→ Supplied entries:
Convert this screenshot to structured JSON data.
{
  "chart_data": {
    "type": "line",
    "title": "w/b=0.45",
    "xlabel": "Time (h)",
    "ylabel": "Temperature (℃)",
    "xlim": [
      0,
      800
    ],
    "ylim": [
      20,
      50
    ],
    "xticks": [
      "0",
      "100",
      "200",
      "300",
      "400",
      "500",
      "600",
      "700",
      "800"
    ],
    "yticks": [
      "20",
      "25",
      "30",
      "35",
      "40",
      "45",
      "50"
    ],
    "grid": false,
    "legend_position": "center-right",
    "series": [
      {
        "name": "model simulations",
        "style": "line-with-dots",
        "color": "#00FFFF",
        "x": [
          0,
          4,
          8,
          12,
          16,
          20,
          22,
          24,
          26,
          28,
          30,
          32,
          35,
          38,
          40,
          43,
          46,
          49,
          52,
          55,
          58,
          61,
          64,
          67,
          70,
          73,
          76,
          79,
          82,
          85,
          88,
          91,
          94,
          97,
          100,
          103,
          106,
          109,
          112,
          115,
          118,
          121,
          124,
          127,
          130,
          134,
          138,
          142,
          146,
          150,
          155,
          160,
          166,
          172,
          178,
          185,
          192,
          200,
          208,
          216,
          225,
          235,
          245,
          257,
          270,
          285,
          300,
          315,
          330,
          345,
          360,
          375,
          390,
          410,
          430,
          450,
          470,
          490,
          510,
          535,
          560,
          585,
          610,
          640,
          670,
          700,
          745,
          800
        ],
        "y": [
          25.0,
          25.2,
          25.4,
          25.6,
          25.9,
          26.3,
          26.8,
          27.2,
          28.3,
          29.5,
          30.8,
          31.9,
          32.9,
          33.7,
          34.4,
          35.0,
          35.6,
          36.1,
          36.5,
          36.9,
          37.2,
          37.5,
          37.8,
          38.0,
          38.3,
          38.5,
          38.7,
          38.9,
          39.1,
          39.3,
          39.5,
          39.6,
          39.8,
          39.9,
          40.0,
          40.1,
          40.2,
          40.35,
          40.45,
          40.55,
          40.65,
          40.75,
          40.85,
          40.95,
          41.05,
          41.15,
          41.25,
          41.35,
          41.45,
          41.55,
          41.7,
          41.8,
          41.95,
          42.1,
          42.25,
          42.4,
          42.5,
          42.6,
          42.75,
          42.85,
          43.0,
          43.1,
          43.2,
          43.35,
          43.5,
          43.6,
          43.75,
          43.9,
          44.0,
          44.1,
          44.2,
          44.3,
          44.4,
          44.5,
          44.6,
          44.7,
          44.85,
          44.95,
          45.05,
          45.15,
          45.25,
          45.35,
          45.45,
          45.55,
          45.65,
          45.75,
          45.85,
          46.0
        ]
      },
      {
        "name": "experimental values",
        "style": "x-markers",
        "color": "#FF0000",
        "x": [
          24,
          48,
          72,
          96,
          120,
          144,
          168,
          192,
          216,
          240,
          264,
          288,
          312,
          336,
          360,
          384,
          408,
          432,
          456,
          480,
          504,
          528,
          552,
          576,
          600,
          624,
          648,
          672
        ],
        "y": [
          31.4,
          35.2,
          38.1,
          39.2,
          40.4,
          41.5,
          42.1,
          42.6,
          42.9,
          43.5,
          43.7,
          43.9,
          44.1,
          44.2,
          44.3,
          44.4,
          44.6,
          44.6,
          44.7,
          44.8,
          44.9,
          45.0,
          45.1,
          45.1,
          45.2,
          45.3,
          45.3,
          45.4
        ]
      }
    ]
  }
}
...
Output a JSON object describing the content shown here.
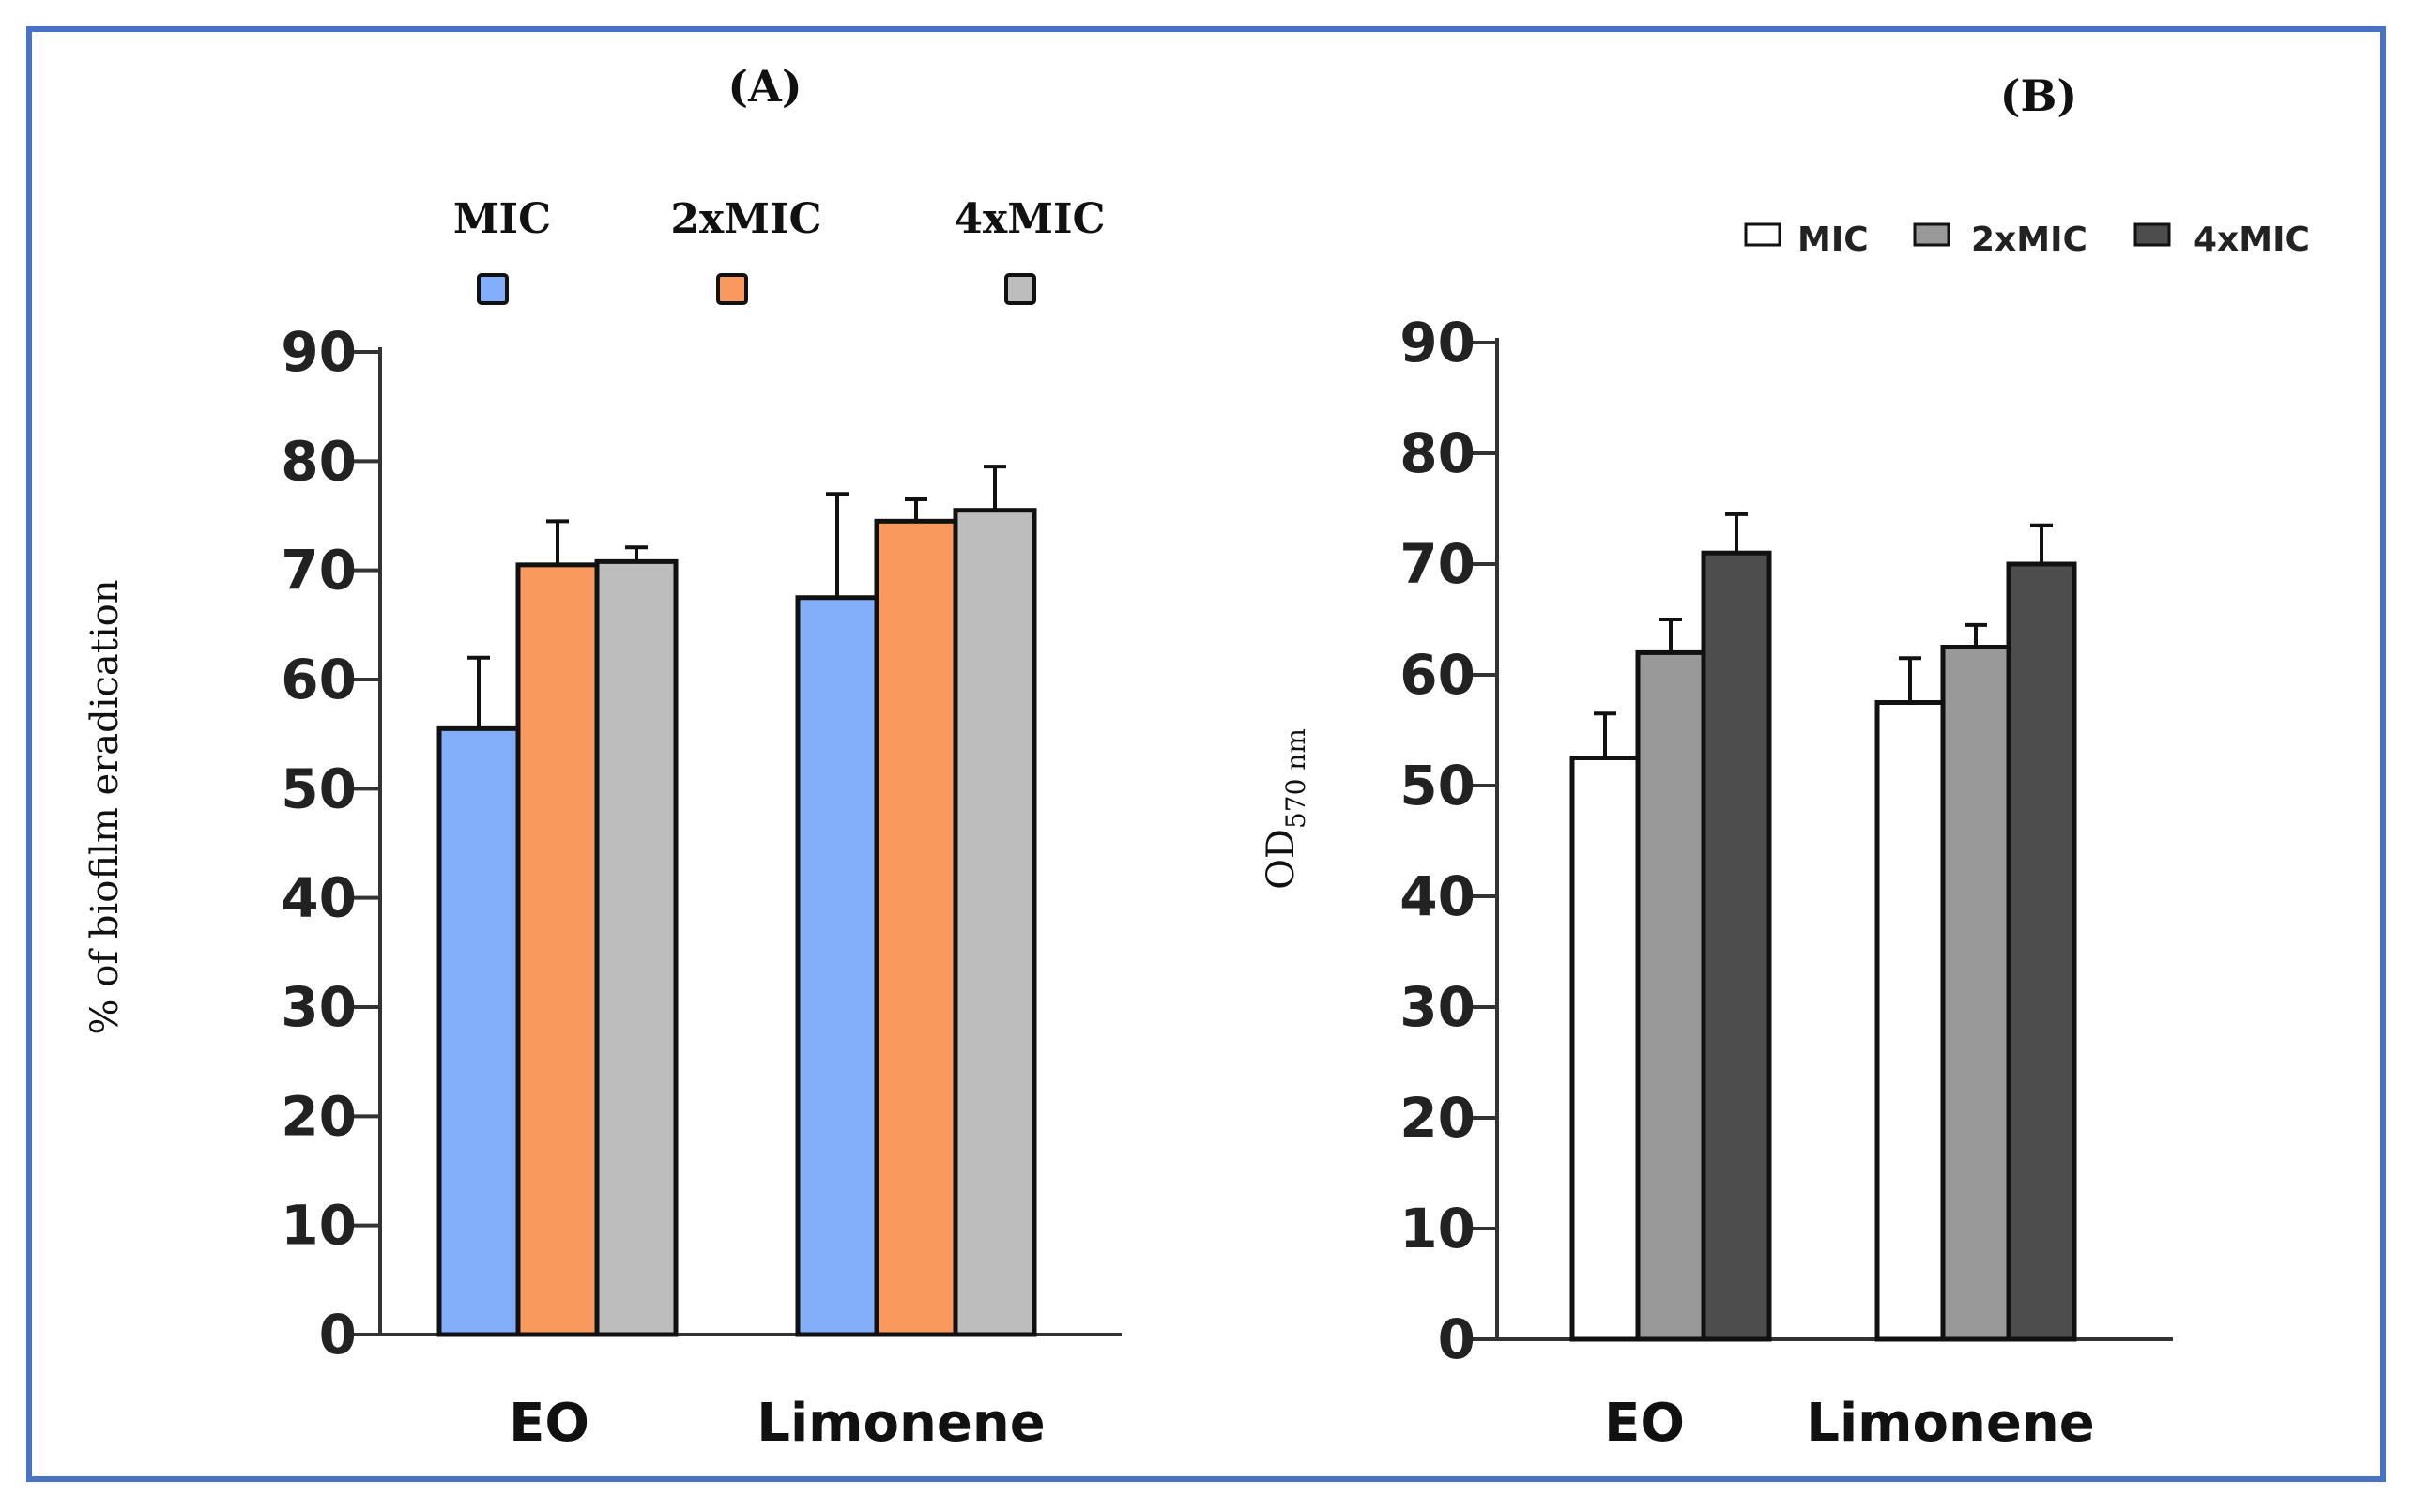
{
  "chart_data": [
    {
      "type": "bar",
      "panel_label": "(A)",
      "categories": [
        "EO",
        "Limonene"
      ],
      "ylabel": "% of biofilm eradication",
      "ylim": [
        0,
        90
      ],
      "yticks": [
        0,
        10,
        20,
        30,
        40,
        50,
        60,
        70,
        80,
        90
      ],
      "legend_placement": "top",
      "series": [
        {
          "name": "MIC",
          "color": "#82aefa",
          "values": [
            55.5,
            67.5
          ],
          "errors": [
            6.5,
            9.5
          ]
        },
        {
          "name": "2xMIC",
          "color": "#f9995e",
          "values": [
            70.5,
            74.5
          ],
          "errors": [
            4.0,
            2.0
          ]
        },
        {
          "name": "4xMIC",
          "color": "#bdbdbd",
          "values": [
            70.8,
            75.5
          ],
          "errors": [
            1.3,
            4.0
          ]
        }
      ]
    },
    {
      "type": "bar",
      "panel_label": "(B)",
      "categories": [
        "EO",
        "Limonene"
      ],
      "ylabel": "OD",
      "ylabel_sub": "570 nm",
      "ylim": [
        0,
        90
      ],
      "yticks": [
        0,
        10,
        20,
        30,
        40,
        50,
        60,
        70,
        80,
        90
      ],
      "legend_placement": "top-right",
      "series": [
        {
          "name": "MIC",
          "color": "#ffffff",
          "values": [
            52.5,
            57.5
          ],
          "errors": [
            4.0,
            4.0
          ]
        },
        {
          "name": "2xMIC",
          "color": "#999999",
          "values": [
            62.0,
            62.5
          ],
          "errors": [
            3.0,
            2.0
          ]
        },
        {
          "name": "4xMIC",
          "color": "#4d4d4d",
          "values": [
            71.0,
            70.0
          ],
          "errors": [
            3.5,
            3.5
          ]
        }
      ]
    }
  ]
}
---
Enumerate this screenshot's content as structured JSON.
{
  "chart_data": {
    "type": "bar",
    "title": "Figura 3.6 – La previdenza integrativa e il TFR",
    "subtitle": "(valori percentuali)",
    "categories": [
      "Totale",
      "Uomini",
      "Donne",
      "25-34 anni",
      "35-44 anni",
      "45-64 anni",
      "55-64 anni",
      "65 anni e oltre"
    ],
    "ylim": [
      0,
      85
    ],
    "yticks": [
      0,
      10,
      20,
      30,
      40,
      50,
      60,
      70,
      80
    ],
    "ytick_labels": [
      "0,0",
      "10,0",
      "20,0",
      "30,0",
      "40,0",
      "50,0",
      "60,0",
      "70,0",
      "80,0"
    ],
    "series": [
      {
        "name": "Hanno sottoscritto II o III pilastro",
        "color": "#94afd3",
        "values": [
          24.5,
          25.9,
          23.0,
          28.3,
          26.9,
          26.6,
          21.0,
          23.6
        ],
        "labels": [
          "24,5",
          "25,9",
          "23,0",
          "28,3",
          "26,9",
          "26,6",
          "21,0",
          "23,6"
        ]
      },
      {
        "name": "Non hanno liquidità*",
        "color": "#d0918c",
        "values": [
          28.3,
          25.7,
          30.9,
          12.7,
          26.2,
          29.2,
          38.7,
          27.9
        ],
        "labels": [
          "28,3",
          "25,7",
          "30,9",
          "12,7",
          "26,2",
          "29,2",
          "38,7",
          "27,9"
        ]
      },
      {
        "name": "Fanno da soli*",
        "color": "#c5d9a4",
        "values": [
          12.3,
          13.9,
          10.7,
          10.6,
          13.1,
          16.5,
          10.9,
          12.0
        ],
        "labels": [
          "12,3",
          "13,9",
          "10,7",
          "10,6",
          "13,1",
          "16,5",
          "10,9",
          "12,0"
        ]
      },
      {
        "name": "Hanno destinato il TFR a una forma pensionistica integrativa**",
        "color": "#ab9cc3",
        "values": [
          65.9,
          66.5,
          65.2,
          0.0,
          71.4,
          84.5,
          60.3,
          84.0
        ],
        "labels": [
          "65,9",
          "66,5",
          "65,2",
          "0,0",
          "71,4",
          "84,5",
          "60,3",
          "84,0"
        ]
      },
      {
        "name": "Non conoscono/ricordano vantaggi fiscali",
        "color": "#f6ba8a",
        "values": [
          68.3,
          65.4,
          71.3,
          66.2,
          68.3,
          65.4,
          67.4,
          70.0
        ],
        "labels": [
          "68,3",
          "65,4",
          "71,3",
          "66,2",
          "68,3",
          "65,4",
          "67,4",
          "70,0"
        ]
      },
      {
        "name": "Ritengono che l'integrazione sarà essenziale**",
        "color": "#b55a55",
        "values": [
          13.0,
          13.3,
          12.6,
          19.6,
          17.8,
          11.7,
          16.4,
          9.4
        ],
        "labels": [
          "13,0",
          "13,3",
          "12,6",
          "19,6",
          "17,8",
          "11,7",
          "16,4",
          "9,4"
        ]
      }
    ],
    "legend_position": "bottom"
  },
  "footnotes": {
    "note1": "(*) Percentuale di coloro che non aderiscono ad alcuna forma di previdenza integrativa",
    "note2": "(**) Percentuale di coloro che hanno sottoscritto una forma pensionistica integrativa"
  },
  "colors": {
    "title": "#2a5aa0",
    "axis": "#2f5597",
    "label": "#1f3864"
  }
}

→ Task description: In the entries above, identify every line with the string "previdenza".

→ Solution to this task:
    "title": "Figura 3.6 – La previdenza integrativa e il TFR",
    "note1": "(*) Percentuale di coloro che non aderiscono ad alcuna forma di previdenza integrativa",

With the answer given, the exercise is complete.